+++ Supplied data +++

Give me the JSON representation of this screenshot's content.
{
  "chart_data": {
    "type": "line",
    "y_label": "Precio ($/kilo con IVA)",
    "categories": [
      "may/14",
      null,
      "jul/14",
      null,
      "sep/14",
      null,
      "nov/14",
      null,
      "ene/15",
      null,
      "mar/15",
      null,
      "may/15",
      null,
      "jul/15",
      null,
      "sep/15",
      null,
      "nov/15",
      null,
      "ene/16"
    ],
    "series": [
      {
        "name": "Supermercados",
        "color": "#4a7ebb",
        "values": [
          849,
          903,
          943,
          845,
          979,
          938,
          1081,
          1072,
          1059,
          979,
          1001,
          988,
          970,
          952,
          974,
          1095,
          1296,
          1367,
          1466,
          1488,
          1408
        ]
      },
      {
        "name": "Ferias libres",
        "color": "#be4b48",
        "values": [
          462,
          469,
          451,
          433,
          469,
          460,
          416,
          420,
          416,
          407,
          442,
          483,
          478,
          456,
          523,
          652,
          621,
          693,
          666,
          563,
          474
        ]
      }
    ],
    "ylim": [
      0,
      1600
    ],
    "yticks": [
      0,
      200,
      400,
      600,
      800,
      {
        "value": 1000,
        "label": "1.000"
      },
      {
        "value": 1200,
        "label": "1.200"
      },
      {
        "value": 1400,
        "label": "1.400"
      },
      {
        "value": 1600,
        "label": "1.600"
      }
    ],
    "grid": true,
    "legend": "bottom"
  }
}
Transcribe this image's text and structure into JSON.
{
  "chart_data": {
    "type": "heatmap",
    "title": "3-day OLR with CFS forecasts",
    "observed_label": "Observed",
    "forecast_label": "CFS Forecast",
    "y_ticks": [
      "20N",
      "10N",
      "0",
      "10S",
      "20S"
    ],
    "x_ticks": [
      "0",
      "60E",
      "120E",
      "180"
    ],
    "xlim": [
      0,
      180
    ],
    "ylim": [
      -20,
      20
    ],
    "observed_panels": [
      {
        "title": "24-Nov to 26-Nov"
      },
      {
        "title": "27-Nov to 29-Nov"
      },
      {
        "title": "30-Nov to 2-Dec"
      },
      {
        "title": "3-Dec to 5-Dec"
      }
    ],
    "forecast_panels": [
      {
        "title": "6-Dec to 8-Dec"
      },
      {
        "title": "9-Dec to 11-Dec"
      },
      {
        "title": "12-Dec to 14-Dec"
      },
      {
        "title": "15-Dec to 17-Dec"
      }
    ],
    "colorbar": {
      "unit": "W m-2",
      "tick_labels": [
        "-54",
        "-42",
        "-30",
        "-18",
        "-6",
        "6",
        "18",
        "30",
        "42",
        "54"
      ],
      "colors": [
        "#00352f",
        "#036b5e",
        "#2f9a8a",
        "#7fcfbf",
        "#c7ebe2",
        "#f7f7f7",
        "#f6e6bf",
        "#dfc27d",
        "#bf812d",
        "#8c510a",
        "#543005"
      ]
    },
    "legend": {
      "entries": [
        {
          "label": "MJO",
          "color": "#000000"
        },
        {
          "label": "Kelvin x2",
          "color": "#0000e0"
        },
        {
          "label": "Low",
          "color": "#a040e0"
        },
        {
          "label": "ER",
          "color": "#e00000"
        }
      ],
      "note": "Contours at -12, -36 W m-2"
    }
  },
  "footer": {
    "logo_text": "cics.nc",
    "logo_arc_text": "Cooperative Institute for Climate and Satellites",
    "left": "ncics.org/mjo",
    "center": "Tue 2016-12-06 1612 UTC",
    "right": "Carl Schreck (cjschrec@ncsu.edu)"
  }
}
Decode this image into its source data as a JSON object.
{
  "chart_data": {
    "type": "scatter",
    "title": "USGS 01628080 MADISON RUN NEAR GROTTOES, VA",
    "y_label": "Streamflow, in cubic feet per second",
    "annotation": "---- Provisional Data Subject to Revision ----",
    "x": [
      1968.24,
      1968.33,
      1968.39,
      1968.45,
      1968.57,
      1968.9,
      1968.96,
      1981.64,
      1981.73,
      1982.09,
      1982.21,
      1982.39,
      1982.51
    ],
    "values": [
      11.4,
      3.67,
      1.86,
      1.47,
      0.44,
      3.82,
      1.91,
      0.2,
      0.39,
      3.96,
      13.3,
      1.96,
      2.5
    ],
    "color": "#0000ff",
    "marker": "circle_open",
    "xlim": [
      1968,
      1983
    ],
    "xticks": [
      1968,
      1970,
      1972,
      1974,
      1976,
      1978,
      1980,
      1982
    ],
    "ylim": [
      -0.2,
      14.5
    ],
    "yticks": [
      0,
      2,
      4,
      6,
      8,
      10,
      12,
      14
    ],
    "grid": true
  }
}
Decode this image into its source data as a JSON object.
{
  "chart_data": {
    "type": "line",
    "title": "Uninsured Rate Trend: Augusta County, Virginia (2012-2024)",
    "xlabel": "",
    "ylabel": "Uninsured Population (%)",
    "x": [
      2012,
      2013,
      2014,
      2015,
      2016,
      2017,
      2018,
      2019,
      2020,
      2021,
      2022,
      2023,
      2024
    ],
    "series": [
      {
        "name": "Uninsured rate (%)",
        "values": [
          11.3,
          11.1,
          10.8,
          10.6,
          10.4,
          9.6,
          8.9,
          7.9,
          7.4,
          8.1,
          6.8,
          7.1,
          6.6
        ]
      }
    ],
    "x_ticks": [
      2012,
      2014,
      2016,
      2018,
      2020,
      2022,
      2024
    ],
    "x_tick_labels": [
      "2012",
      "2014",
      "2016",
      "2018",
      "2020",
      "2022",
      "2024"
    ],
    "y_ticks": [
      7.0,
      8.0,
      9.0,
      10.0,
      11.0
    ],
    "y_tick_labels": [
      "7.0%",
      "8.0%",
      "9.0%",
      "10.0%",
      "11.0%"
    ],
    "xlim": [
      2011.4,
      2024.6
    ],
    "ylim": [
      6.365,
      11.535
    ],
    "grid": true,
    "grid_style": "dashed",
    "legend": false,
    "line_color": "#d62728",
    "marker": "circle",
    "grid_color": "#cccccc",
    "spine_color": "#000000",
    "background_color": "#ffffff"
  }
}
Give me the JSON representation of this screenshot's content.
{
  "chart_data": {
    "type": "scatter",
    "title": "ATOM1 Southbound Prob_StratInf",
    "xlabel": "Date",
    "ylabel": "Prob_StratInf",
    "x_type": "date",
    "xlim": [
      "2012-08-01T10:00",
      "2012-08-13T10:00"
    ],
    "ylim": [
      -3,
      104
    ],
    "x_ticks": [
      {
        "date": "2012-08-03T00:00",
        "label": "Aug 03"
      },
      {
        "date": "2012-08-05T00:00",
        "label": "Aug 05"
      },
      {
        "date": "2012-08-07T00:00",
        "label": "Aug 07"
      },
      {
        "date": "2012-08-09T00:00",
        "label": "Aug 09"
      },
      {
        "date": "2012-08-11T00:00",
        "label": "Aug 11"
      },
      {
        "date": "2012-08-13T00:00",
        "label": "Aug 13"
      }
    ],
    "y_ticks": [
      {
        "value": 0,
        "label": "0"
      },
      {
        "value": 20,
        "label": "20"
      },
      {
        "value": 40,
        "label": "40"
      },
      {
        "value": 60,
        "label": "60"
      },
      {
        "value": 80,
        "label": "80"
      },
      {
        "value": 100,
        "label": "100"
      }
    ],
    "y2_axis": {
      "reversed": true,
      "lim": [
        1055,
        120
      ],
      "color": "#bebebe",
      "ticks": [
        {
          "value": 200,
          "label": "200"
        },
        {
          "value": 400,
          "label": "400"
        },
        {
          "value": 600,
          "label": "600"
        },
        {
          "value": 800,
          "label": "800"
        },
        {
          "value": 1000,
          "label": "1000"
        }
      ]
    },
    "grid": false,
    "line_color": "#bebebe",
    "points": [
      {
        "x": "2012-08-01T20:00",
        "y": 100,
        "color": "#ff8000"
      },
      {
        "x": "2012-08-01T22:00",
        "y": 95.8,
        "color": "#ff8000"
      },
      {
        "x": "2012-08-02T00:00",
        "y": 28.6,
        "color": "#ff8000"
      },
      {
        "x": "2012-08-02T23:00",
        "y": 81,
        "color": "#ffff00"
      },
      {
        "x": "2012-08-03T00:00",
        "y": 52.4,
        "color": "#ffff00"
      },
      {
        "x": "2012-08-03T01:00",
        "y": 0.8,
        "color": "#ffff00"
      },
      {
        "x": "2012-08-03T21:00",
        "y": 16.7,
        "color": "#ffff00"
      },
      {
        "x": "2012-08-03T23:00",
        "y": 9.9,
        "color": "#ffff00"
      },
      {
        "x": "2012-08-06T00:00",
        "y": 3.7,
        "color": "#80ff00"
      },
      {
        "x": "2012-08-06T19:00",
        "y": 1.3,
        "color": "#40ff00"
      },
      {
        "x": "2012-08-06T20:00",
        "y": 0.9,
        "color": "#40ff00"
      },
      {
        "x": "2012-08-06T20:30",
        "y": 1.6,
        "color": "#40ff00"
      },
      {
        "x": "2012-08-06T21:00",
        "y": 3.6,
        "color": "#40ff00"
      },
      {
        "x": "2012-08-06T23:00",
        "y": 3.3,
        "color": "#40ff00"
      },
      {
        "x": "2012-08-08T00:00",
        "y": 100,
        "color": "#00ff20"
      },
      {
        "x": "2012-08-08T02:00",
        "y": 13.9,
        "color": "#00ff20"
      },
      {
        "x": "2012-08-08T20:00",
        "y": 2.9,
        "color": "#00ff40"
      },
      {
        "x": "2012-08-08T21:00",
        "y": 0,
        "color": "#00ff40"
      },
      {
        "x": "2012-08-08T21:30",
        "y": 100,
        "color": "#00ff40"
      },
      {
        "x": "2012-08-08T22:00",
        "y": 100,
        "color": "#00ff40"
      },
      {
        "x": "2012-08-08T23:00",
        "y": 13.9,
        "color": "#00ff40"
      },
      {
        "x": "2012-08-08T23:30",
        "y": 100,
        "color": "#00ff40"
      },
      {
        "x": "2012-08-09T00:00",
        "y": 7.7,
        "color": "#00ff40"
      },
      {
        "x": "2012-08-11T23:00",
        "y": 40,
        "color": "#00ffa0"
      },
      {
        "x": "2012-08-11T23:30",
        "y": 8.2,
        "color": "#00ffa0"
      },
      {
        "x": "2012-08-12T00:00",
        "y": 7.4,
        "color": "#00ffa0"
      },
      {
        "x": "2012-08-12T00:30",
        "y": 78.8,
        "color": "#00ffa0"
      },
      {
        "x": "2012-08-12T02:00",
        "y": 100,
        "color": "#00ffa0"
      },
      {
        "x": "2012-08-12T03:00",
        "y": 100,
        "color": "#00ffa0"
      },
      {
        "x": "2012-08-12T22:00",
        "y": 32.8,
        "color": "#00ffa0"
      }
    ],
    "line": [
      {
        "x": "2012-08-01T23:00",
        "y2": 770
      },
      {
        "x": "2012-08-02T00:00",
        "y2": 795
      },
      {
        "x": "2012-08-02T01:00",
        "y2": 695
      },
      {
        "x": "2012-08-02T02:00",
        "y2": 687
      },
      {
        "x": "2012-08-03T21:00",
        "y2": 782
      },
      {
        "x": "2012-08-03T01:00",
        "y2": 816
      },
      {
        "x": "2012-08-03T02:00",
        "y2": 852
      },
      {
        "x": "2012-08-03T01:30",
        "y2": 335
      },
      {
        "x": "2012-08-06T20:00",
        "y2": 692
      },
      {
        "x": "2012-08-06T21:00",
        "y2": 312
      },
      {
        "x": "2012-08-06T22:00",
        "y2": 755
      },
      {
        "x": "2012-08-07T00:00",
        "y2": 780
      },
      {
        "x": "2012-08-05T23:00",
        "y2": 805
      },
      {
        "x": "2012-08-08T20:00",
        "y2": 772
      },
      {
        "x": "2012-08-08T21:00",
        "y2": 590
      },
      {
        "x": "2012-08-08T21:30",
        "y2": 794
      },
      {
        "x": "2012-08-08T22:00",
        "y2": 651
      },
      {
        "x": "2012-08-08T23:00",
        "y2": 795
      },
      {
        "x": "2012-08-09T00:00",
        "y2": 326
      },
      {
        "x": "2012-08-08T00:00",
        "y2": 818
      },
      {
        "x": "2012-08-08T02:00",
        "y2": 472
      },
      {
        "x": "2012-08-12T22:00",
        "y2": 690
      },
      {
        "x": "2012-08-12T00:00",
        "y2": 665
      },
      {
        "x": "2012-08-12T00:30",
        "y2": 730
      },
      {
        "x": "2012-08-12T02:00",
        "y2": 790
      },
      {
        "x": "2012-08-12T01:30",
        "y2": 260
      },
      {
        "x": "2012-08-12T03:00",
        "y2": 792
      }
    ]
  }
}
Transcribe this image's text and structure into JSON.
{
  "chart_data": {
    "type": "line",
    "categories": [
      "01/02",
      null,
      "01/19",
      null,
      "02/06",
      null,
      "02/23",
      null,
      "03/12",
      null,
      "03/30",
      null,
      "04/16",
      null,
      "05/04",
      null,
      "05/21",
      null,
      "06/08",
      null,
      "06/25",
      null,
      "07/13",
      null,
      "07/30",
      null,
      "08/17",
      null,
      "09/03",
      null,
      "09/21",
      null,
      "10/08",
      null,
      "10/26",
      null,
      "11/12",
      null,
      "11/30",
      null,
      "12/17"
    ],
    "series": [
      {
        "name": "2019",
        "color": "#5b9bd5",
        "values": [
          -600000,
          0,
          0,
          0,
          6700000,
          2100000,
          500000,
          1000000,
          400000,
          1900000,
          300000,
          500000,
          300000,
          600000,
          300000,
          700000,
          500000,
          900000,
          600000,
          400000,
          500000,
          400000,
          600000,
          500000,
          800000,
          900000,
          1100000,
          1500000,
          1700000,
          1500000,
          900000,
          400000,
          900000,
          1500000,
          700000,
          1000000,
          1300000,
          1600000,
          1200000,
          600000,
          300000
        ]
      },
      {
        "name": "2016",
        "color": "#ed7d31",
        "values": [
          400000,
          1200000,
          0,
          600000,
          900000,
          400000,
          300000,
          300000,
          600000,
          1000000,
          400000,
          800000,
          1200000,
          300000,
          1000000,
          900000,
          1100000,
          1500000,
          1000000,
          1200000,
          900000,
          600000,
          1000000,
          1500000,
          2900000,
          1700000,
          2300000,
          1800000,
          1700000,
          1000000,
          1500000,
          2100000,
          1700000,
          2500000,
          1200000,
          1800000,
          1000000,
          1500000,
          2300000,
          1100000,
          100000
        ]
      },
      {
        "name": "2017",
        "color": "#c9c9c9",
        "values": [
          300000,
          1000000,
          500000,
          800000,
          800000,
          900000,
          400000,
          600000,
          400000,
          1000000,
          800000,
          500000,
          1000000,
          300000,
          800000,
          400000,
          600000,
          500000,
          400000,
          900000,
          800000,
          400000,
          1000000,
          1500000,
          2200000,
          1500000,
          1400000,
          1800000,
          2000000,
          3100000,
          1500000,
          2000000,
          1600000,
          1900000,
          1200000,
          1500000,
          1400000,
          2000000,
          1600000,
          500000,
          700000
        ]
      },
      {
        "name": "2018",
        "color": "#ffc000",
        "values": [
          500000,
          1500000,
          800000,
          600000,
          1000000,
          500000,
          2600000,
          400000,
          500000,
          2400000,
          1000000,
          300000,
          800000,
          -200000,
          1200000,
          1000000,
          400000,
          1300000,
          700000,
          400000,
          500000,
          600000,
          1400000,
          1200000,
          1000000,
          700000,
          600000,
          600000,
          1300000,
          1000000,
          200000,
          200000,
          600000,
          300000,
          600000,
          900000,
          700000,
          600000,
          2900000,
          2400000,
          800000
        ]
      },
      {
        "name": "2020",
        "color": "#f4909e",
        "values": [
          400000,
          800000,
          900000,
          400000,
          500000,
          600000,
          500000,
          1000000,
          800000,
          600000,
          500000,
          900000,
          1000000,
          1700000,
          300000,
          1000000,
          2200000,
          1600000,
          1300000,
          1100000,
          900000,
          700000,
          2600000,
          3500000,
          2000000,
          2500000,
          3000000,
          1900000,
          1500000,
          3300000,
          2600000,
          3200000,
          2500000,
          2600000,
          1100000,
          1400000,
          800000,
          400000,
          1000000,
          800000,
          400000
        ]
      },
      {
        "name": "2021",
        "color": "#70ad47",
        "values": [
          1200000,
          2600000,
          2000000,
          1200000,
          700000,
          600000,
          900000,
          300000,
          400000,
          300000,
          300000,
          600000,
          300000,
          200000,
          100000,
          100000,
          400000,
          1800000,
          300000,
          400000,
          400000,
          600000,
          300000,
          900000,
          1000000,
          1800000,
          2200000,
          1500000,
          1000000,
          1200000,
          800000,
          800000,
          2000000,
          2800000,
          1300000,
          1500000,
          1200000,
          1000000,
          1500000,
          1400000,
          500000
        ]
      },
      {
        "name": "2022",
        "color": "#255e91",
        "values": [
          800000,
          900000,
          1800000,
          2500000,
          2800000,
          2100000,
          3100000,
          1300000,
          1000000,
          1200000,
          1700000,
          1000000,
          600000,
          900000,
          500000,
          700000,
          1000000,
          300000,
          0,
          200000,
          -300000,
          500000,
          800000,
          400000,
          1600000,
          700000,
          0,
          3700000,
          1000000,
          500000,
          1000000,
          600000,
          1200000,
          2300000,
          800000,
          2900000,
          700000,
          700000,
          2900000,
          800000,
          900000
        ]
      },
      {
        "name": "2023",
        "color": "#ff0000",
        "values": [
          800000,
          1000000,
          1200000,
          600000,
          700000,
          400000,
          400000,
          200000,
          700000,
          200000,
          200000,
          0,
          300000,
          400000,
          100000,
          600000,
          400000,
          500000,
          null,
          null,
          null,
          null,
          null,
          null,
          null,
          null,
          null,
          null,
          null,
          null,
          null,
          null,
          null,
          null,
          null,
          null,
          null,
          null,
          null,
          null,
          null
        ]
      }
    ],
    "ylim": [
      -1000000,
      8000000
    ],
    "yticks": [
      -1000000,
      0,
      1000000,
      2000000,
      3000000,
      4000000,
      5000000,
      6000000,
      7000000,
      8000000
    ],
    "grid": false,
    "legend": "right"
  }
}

+++

• [Exercise instructions]: Locate all lines that include the word "name" and copy them out.

• [Full answer]:
        "name": "Supermercados",
        "name": "Ferias libres",
        "name": "Uninsured rate (%)",
        "name": "2019",
        "name": "2016",
        "name": "2017",
        "name": "2018",
        "name": "2020",
        "name": "2021",
        "name": "2022",
        "name": "2023",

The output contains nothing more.